[Records from a collection of figures]
- - -

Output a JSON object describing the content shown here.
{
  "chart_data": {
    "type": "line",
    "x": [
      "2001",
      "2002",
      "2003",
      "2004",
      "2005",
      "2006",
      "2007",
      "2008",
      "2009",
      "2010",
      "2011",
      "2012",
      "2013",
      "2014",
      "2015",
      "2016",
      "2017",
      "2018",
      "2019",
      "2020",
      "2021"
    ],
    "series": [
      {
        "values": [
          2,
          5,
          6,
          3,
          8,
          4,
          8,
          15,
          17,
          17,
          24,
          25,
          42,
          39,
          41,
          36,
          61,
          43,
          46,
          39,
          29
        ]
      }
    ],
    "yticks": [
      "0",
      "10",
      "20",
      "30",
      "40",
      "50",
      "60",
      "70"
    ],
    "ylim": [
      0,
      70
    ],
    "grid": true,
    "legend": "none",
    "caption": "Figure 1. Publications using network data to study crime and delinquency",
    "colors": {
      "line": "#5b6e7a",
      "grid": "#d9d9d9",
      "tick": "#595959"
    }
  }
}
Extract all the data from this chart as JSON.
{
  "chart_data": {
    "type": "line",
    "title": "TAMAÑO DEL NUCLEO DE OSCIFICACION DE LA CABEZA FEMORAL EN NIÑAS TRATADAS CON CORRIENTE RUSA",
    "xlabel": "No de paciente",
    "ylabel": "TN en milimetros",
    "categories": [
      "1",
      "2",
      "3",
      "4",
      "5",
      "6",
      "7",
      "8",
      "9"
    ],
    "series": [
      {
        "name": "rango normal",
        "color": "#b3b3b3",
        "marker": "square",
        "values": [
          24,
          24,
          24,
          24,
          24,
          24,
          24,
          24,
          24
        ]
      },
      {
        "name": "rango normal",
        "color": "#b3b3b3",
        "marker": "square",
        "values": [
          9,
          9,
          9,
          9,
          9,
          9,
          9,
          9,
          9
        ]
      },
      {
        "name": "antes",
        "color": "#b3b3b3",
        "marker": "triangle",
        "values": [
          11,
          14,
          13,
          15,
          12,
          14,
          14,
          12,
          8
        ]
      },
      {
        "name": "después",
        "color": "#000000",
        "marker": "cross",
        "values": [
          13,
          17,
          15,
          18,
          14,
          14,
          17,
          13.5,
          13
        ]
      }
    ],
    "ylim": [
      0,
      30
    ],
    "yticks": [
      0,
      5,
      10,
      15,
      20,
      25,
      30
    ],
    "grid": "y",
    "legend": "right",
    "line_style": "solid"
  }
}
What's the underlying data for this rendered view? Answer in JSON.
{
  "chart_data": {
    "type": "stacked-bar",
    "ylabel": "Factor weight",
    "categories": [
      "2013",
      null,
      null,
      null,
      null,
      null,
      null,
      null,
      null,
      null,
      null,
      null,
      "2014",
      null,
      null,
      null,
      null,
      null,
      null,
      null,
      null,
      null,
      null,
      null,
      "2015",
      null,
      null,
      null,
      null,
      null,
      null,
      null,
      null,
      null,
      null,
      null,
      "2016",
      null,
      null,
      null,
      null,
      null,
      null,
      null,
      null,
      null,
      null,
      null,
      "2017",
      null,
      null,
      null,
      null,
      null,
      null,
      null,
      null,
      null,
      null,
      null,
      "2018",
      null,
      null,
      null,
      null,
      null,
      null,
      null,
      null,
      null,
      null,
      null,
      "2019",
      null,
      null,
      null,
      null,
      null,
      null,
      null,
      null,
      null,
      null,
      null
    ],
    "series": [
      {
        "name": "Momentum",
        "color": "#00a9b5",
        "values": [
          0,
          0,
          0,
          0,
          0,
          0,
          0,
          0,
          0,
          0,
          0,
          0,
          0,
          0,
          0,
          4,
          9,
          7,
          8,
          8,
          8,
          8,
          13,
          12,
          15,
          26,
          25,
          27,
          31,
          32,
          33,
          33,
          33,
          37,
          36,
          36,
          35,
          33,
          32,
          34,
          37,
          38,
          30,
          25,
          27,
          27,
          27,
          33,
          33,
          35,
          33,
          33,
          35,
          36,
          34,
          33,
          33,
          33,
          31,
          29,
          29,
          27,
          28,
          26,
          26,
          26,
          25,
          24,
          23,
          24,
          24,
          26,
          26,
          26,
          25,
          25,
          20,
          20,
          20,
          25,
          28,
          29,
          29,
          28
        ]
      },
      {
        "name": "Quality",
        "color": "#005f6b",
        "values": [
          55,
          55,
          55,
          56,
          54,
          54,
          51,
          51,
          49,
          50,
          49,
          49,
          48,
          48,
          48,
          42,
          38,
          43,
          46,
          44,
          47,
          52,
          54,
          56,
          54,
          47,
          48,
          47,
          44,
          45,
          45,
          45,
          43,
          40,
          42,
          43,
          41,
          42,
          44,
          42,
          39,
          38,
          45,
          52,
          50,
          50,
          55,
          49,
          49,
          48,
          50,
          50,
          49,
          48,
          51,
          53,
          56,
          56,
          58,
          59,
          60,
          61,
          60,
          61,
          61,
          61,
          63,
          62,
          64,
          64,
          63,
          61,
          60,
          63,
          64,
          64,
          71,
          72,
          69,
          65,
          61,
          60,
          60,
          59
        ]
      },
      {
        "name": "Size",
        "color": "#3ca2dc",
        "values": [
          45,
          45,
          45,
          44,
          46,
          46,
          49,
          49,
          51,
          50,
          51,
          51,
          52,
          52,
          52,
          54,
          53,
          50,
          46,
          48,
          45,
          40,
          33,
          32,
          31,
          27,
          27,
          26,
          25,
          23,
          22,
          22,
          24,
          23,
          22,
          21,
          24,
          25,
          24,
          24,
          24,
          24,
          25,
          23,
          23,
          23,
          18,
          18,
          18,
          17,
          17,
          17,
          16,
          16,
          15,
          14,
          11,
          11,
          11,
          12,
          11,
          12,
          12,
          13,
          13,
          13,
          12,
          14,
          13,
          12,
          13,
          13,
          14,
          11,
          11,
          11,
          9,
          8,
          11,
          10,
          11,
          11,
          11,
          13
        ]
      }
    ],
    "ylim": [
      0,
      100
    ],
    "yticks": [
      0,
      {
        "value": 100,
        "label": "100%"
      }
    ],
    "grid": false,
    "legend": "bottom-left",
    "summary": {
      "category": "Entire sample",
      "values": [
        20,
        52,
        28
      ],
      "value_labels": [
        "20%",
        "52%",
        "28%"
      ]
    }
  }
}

- - -

From the data above, gather every line that includes the word "grid".

    "grid": true,
      "grid": "#d9d9d9",
    "grid": "y",
    "grid": false,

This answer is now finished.